* _Exercise input_:
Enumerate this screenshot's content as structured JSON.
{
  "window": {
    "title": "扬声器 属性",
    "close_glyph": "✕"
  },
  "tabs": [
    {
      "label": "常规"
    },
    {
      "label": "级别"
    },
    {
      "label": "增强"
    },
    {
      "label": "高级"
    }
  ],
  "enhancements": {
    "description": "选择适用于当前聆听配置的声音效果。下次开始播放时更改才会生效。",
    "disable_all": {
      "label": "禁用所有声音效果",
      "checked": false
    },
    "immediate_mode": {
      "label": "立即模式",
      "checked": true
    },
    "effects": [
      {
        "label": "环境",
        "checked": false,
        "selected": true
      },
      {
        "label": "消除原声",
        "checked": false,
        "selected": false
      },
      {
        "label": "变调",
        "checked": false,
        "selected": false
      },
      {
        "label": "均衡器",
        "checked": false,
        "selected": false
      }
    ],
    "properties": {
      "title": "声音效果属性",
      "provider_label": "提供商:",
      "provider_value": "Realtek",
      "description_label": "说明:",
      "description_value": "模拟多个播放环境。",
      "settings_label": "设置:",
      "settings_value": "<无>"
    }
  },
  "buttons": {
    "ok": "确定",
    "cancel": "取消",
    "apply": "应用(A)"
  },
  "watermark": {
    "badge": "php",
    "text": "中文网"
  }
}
--
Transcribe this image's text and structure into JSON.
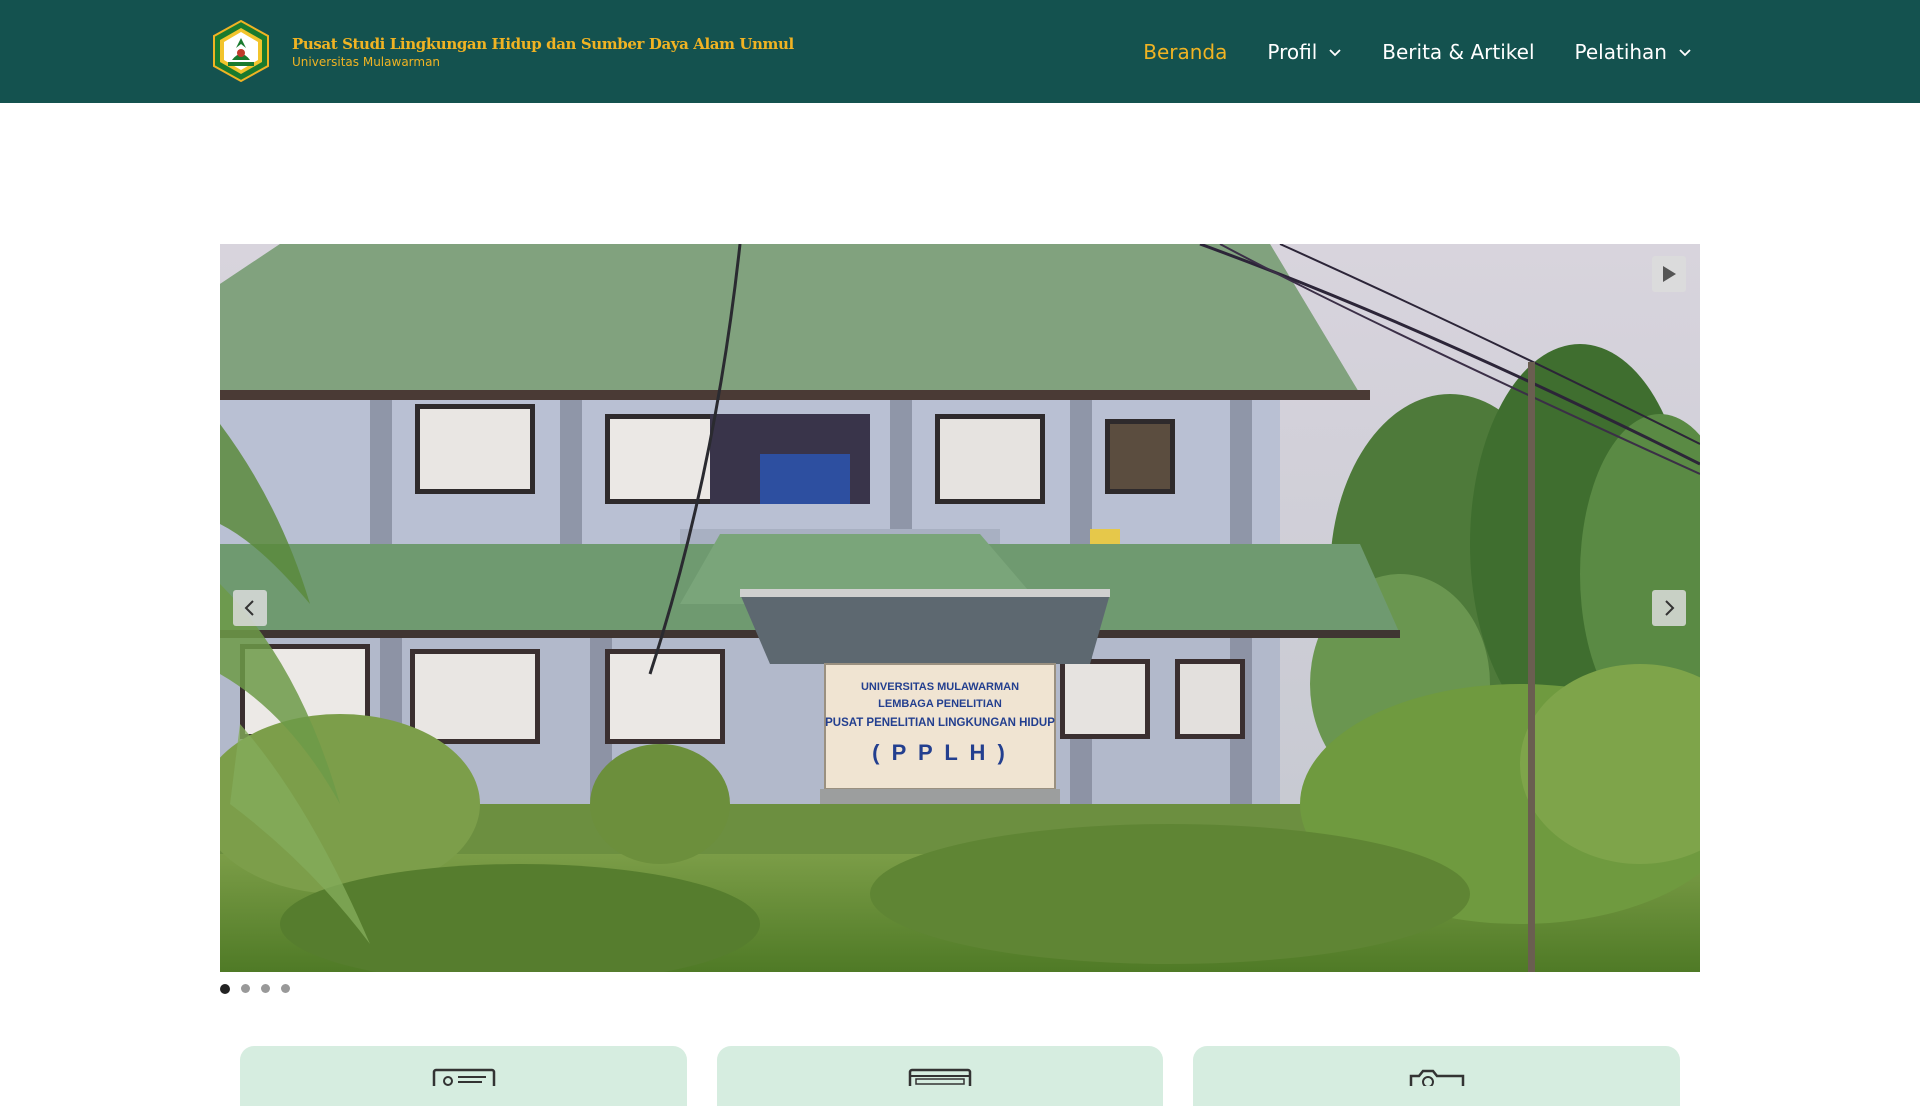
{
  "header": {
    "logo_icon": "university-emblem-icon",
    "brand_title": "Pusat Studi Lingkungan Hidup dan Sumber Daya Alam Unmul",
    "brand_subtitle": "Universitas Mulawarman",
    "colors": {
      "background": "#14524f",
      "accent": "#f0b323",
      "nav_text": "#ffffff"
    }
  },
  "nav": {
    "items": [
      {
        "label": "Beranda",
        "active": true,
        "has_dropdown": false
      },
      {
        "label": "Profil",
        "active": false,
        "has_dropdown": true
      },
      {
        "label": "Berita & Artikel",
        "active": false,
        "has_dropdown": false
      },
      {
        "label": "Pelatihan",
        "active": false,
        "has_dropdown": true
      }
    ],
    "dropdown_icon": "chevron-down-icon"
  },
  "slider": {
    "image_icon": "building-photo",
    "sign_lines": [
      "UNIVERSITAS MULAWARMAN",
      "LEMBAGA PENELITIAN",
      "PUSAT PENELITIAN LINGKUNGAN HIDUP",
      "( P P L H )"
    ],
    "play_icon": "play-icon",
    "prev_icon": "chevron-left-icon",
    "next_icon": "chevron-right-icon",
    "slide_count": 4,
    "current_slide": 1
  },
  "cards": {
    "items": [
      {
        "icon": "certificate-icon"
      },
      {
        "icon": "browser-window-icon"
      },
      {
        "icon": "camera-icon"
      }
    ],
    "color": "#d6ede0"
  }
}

* _What you need to do_: Go over the records above and tally the lines with the word "chevron" in them. Give the number alone.

* _Result_: 3